▶ PROBLEM TO SOLVE:
For each line in the data below that holds "помидоры", return a copy.

▶ Dataset entries:
# # # # #

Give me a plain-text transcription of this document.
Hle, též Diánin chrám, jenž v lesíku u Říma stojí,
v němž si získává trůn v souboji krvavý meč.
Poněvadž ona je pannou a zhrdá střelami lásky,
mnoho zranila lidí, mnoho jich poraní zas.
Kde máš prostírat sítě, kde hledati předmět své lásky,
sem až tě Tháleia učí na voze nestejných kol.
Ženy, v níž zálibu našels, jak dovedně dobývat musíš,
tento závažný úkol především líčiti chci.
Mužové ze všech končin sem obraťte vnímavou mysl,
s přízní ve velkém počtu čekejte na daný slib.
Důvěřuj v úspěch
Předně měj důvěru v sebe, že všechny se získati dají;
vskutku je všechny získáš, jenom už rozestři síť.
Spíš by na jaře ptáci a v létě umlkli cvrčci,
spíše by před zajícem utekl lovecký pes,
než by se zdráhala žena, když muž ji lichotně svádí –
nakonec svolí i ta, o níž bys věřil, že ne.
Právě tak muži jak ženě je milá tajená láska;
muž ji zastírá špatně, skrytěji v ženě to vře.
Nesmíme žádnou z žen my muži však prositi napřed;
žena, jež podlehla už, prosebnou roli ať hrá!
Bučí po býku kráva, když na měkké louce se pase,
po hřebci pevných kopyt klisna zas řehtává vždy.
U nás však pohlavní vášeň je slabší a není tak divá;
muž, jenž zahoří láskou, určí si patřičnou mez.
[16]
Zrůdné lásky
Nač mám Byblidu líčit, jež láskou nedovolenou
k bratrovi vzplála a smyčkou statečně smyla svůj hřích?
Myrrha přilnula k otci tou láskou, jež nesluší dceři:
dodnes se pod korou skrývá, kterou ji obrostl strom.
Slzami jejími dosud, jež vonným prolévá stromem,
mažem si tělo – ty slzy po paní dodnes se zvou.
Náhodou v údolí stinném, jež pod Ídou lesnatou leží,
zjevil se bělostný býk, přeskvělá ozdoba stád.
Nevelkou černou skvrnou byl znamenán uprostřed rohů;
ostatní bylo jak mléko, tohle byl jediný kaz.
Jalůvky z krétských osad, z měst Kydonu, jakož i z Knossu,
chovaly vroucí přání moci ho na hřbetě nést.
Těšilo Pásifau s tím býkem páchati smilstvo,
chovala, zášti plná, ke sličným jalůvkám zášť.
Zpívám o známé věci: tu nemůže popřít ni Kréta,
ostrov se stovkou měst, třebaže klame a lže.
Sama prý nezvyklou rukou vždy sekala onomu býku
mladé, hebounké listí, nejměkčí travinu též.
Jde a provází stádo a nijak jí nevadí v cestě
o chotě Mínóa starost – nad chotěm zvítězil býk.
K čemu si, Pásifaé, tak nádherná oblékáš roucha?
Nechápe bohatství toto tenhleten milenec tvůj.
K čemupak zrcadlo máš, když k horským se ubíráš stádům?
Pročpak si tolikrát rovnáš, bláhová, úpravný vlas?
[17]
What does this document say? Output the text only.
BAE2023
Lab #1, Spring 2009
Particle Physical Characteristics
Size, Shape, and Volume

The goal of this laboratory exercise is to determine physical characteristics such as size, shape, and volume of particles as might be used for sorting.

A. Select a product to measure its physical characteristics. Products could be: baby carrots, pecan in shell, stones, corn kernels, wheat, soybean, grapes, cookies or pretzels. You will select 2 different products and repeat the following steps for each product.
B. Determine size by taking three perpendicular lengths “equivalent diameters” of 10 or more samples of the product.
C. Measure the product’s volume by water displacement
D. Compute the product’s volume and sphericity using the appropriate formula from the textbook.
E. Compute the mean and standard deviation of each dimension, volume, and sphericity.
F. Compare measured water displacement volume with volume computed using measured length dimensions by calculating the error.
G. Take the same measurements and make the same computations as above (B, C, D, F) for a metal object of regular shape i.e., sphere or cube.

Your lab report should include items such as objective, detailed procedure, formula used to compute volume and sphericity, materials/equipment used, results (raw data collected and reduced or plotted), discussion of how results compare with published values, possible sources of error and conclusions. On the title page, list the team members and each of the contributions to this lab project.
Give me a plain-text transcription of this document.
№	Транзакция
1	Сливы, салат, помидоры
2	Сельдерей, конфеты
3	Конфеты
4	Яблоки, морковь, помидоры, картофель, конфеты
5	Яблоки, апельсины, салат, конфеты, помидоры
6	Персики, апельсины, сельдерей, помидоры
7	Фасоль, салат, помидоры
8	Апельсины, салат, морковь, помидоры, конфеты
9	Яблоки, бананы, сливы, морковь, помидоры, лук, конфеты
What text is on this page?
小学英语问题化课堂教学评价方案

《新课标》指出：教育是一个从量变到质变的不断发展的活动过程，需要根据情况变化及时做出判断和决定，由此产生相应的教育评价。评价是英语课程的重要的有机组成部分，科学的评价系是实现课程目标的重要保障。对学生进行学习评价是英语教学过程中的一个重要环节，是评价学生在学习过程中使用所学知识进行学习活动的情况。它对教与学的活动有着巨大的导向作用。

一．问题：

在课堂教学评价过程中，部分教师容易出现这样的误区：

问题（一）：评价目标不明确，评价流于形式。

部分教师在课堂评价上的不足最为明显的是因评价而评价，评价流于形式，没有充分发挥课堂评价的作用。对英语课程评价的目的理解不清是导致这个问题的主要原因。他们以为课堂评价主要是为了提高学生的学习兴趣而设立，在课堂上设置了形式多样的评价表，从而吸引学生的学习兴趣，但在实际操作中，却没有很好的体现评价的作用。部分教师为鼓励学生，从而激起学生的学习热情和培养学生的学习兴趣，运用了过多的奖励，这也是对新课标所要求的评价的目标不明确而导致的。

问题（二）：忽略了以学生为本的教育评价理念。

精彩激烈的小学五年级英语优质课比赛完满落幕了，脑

# # # # #

▶ IN RESPONSE:
1	Сливы, салат, помидоры
4	Яблоки, морковь, помидоры, картофель, конфеты
5	Яблоки, апельсины, салат, конфеты, помидоры
6	Персики, апельсины, сельдерей, помидоры
7	Фасоль, салат, помидоры
8	Апельсины, салат, морковь, помидоры, конфеты
9	Яблоки, бананы, сливы, морковь, помидоры, лук, конфеты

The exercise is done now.